■ Task details
Word for word, print each line of the listing below; pictures stay out.

■ Given records
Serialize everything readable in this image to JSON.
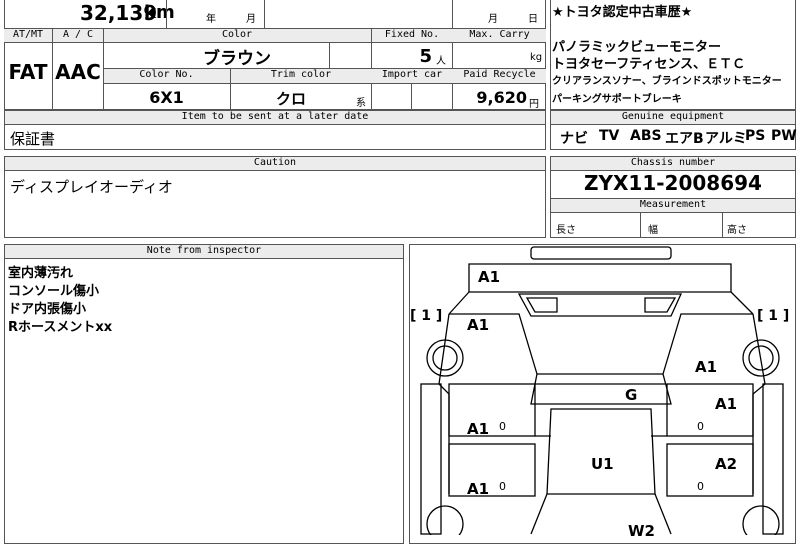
{
  "top": {
    "mileage": "32,139",
    "mileage_unit": "km",
    "year_char": "年",
    "month_char": "月",
    "month_char2": "月",
    "day_char": "日"
  },
  "row_headers": {
    "atmt": "AT/MT",
    "ac": "A / C",
    "color": "Color",
    "fixed_no": "Fixed No.",
    "max_carry": "Max. Carry",
    "color_no": "Color No.",
    "trim_color": "Trim color",
    "import_car": "Import car",
    "paid_recycle": "Paid Recycle"
  },
  "values": {
    "transmission": "FAT",
    "aircon": "AAC",
    "color": "ブラウン",
    "fixed_no": "5",
    "fixed_unit": "人",
    "max_carry_unit": "kg",
    "color_no": "6X1",
    "trim_color": "クロ",
    "trim_suffix": "系",
    "recycle": "9,620",
    "recycle_unit": "円"
  },
  "later": {
    "header": "Item to be sent at a later date",
    "value": "保証書"
  },
  "notes_right": {
    "line1": "★トヨタ認定中古車歴★",
    "line2": "パノラミックビューモニター",
    "line3": "トヨタセーフティセンス、ＥＴＣ",
    "line4": "クリアランスソナー、ブラインドスポットモニター",
    "line5": "パーキングサポートブレーキ"
  },
  "equipment": {
    "header": "Genuine equipment",
    "items": [
      "ナビ",
      "TV",
      "ABS",
      "エアB",
      "アルミ",
      "PS",
      "PW"
    ]
  },
  "caution": {
    "header": "Caution",
    "value": "ディスプレイオーディオ"
  },
  "chassis": {
    "header": "Chassis number",
    "value": "ZYX11-2008694"
  },
  "measurement": {
    "header": "Measurement",
    "length": "長さ",
    "width": "幅",
    "height": "高さ"
  },
  "inspector": {
    "header": "Note from inspector",
    "lines": [
      "室内薄汚れ",
      "コンソール傷小",
      "ドア内張傷小",
      "Rホースメントxx"
    ]
  },
  "diagram": {
    "marks": {
      "roof_front": "A1",
      "left_fender": "A1",
      "right_fender": "A1",
      "hood": "G",
      "right_door_front": "A1",
      "left_door_front": "A1",
      "roof": "U1",
      "right_door_rear": "A2",
      "left_door_rear": "A1",
      "rear": "W2",
      "left_bracket": "[ 1 ]",
      "right_bracket": "[ 1 ]",
      "mini_left_1": "0",
      "mini_left_2": "0",
      "mini_right_1": "0",
      "mini_right_2": "0"
    }
  }
}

■ Solution for this exercise
Serialize everything readable in this image to JSON.
{
  "top": {
    "mileage": "32,139",
    "mileage_unit": "km",
    "year_char": "年",
    "month_char": "月",
    "month_char2": "月",
    "day_char": "日"
  },
  "row_headers": {
    "atmt": "AT/MT",
    "ac": "A / C",
    "color": "Color",
    "fixed_no": "Fixed No.",
    "max_carry": "Max. Carry",
    "color_no": "Color No.",
    "trim_color": "Trim color",
    "import_car": "Import car",
    "paid_recycle": "Paid Recycle"
  },
  "values": {
    "transmission": "FAT",
    "aircon": "AAC",
    "color": "ブラウン",
    "fixed_no": "5",
    "fixed_unit": "人",
    "max_carry_unit": "kg",
    "color_no": "6X1",
    "trim_color": "クロ",
    "trim_suffix": "系",
    "recycle": "9,620",
    "recycle_unit": "円"
  },
  "later": {
    "header": "Item to be sent at a later date",
    "value": "保証書"
  },
  "notes_right": {
    "line1": "★トヨタ認定中古車歴★",
    "line2": "パノラミックビューモニター",
    "line3": "トヨタセーフティセンス、ＥＴＣ",
    "line4": "クリアランスソナー、ブラインドスポットモニター",
    "line5": "パーキングサポートブレーキ"
  },
  "equipment": {
    "header": "Genuine equipment",
    "items": [
      "ナビ",
      "TV",
      "ABS",
      "エアB",
      "アルミ",
      "PS",
      "PW"
    ]
  },
  "caution": {
    "header": "Caution",
    "value": "ディスプレイオーディオ"
  },
  "chassis": {
    "header": "Chassis number",
    "value": "ZYX11-2008694"
  },
  "measurement": {
    "header": "Measurement",
    "length": "長さ",
    "width": "幅",
    "height": "高さ"
  },
  "inspector": {
    "header": "Note from inspector",
    "lines": [
      "室内薄汚れ",
      "コンソール傷小",
      "ドア内張傷小",
      "Rホースメントxx"
    ]
  },
  "diagram": {
    "marks": {
      "roof_front": "A1",
      "left_fender": "A1",
      "right_fender": "A1",
      "hood": "G",
      "right_door_front": "A1",
      "left_door_front": "A1",
      "roof": "U1",
      "right_door_rear": "A2",
      "left_door_rear": "A1",
      "rear": "W2",
      "left_bracket": "[ 1 ]",
      "right_bracket": "[ 1 ]",
      "mini_left_1": "0",
      "mini_left_2": "0",
      "mini_right_1": "0",
      "mini_right_2": "0"
    }
  }
}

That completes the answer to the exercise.